AIM OF THE EXERCISE: Each entry below is to be extracted exactly.

GIVEN DATA:
____________

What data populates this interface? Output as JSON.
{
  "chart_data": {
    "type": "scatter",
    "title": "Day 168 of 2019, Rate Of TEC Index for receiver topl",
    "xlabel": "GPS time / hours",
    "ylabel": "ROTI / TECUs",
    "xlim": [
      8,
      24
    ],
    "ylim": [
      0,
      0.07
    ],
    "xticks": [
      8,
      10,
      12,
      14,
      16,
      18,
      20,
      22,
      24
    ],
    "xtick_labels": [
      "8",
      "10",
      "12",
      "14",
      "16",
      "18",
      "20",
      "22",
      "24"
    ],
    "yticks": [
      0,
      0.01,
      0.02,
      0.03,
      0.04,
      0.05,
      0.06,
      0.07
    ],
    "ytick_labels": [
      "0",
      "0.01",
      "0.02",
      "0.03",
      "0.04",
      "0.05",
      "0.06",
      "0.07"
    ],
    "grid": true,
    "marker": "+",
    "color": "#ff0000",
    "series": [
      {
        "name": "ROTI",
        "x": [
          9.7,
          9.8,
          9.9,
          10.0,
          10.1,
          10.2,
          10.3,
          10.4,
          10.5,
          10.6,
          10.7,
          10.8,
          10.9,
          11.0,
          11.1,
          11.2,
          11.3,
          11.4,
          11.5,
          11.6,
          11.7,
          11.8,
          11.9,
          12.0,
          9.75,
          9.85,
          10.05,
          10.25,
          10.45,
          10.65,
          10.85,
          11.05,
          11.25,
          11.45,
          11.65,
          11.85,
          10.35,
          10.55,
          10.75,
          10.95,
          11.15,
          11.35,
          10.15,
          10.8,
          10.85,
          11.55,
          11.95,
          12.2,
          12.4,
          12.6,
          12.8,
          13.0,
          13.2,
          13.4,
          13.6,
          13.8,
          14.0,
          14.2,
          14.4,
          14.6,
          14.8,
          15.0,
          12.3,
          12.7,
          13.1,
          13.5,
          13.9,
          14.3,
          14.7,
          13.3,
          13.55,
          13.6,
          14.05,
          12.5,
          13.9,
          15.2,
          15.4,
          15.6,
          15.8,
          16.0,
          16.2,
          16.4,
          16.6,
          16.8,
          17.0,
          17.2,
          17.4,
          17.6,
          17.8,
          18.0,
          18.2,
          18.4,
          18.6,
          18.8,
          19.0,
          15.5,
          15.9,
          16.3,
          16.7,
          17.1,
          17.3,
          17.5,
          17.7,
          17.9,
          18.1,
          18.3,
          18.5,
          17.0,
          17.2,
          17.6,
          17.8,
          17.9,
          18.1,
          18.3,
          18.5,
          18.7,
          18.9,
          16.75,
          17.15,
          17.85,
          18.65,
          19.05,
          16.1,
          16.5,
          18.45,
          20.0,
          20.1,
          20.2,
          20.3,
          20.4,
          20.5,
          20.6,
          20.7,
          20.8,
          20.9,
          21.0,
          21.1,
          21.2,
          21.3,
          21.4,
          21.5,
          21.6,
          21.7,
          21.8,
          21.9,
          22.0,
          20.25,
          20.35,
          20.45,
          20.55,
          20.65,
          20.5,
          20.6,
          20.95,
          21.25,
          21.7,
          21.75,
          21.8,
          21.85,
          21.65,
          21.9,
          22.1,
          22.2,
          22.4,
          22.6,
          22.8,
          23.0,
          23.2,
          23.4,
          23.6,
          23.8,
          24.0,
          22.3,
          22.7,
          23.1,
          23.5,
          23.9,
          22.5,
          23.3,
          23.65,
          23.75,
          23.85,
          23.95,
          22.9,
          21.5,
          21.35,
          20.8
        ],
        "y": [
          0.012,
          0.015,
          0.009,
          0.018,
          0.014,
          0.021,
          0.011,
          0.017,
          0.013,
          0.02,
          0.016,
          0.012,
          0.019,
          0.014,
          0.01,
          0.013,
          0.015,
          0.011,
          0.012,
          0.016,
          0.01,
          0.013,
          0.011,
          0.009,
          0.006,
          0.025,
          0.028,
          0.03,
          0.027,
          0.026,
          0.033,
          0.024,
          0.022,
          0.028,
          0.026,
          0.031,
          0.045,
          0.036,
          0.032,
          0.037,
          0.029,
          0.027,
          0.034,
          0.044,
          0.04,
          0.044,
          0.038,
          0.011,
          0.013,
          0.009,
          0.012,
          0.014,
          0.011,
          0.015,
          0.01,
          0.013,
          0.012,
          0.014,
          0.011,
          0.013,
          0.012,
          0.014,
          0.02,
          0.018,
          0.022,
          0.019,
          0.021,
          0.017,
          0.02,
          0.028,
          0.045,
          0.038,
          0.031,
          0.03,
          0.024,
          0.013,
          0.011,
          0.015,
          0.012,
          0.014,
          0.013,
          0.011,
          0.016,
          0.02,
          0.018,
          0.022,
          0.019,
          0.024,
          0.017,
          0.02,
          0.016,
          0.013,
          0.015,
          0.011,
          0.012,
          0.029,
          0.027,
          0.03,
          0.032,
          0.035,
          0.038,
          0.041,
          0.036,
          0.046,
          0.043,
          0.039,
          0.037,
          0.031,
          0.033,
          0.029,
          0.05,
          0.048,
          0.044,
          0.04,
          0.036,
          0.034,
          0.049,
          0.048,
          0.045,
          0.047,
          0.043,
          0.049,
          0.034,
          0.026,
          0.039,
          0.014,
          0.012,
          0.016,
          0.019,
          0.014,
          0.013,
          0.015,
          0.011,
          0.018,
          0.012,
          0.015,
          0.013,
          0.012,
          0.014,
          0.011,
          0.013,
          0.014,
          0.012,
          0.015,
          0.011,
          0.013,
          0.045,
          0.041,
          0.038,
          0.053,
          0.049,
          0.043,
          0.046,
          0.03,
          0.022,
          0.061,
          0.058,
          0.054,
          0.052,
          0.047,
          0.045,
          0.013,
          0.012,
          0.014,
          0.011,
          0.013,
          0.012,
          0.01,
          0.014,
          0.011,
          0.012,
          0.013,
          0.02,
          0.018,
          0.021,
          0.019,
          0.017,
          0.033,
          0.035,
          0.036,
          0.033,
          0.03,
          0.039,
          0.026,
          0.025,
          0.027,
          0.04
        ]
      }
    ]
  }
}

____________

COMPLETE OUTPUT:
What data populates this interface? Output as JSON.
{
  "chart_data": {
    "type": "scatter",
    "title": "Day 168 of 2019, Rate Of TEC Index for receiver topl",
    "xlabel": "GPS time / hours",
    "ylabel": "ROTI / TECUs",
    "xlim": [
      8,
      24
    ],
    "ylim": [
      0,
      0.07
    ],
    "xticks": [
      8,
      10,
      12,
      14,
      16,
      18,
      20,
      22,
      24
    ],
    "xtick_labels": [
      "8",
      "10",
      "12",
      "14",
      "16",
      "18",
      "20",
      "22",
      "24"
    ],
    "yticks": [
      0,
      0.01,
      0.02,
      0.03,
      0.04,
      0.05,
      0.06,
      0.07
    ],
    "ytick_labels": [
      "0",
      "0.01",
      "0.02",
      "0.03",
      "0.04",
      "0.05",
      "0.06",
      "0.07"
    ],
    "grid": true,
    "marker": "+",
    "color": "#ff0000",
    "series": [
      {
        "name": "ROTI",
        "x": [
          9.7,
          9.8,
          9.9,
          10.0,
          10.1,
          10.2,
          10.3,
          10.4,
          10.5,
          10.6,
          10.7,
          10.8,
          10.9,
          11.0,
          11.1,
          11.2,
          11.3,
          11.4,
          11.5,
          11.6,
          11.7,
          11.8,
          11.9,
          12.0,
          9.75,
          9.85,
          10.05,
          10.25,
          10.45,
          10.65,
          10.85,
          11.05,
          11.25,
          11.45,
          11.65,
          11.85,
          10.35,
          10.55,
          10.75,
          10.95,
          11.15,
          11.35,
          10.15,
          10.8,
          10.85,
          11.55,
          11.95,
          12.2,
          12.4,
          12.6,
          12.8,
          13.0,
          13.2,
          13.4,
          13.6,
          13.8,
          14.0,
          14.2,
          14.4,
          14.6,
          14.8,
          15.0,
          12.3,
          12.7,
          13.1,
          13.5,
          13.9,
          14.3,
          14.7,
          13.3,
          13.55,
          13.6,
          14.05,
          12.5,
          13.9,
          15.2,
          15.4,
          15.6,
          15.8,
          16.0,
          16.2,
          16.4,
          16.6,
          16.8,
          17.0,
          17.2,
          17.4,
          17.6,
          17.8,
          18.0,
          18.2,
          18.4,
          18.6,
          18.8,
          19.0,
          15.5,
          15.9,
          16.3,
          16.7,
          17.1,
          17.3,
          17.5,
          17.7,
          17.9,
          18.1,
          18.3,
          18.5,
          17.0,
          17.2,
          17.6,
          17.8,
          17.9,
          18.1,
          18.3,
          18.5,
          18.7,
          18.9,
          16.75,
          17.15,
          17.85,
          18.65,
          19.05,
          16.1,
          16.5,
          18.45,
          20.0,
          20.1,
          20.2,
          20.3,
          20.4,
          20.5,
          20.6,
          20.7,
          20.8,
          20.9,
          21.0,
          21.1,
          21.2,
          21.3,
          21.4,
          21.5,
          21.6,
          21.7,
          21.8,
          21.9,
          22.0,
          20.25,
          20.35,
          20.45,
          20.55,
          20.65,
          20.5,
          20.6,
          20.95,
          21.25,
          21.7,
          21.75,
          21.8,
          21.85,
          21.65,
          21.9,
          22.1,
          22.2,
          22.4,
          22.6,
          22.8,
          23.0,
          23.2,
          23.4,
          23.6,
          23.8,
          24.0,
          22.3,
          22.7,
          23.1,
          23.5,
          23.9,
          22.5,
          23.3,
          23.65,
          23.75,
          23.85,
          23.95,
          22.9,
          21.5,
          21.35,
          20.8
        ],
        "y": [
          0.012,
          0.015,
          0.009,
          0.018,
          0.014,
          0.021,
          0.011,
          0.017,
          0.013,
          0.02,
          0.016,
          0.012,
          0.019,
          0.014,
          0.01,
          0.013,
          0.015,
          0.011,
          0.012,
          0.016,
          0.01,
          0.013,
          0.011,
          0.009,
          0.006,
          0.025,
          0.028,
          0.03,
          0.027,
          0.026,
          0.033,
          0.024,
          0.022,
          0.028,
          0.026,
          0.031,
          0.045,
          0.036,
          0.032,
          0.037,
          0.029,
          0.027,
          0.034,
          0.044,
          0.04,
          0.044,
          0.038,
          0.011,
          0.013,
          0.009,
          0.012,
          0.014,
          0.011,
          0.015,
          0.01,
          0.013,
          0.012,
          0.014,
          0.011,
          0.013,
          0.012,
          0.014,
          0.02,
          0.018,
          0.022,
          0.019,
          0.021,
          0.017,
          0.02,
          0.028,
          0.045,
          0.038,
          0.031,
          0.03,
          0.024,
          0.013,
          0.011,
          0.015,
          0.012,
          0.014,
          0.013,
          0.011,
          0.016,
          0.02,
          0.018,
          0.022,
          0.019,
          0.024,
          0.017,
          0.02,
          0.016,
          0.013,
          0.015,
          0.011,
          0.012,
          0.029,
          0.027,
          0.03,
          0.032,
          0.035,
          0.038,
          0.041,
          0.036,
          0.046,
          0.043,
          0.039,
          0.037,
          0.031,
          0.033,
          0.029,
          0.05,
          0.048,
          0.044,
          0.04,
          0.036,
          0.034,
          0.049,
          0.048,
          0.045,
          0.047,
          0.043,
          0.049,
          0.034,
          0.026,
          0.039,
          0.014,
          0.012,
          0.016,
          0.019,
          0.014,
          0.013,
          0.015,
          0.011,
          0.018,
          0.012,
          0.015,
          0.013,
          0.012,
          0.014,
          0.011,
          0.013,
          0.014,
          0.012,
          0.015,
          0.011,
          0.013,
          0.045,
          0.041,
          0.038,
          0.053,
          0.049,
          0.043,
          0.046,
          0.03,
          0.022,
          0.061,
          0.058,
          0.054,
          0.052,
          0.047,
          0.045,
          0.013,
          0.012,
          0.014,
          0.011,
          0.013,
          0.012,
          0.01,
          0.014,
          0.011,
          0.012,
          0.013,
          0.02,
          0.018,
          0.021,
          0.019,
          0.017,
          0.033,
          0.035,
          0.036,
          0.033,
          0.03,
          0.039,
          0.026,
          0.025,
          0.027,
          0.04
        ]
      }
    ]
  }
}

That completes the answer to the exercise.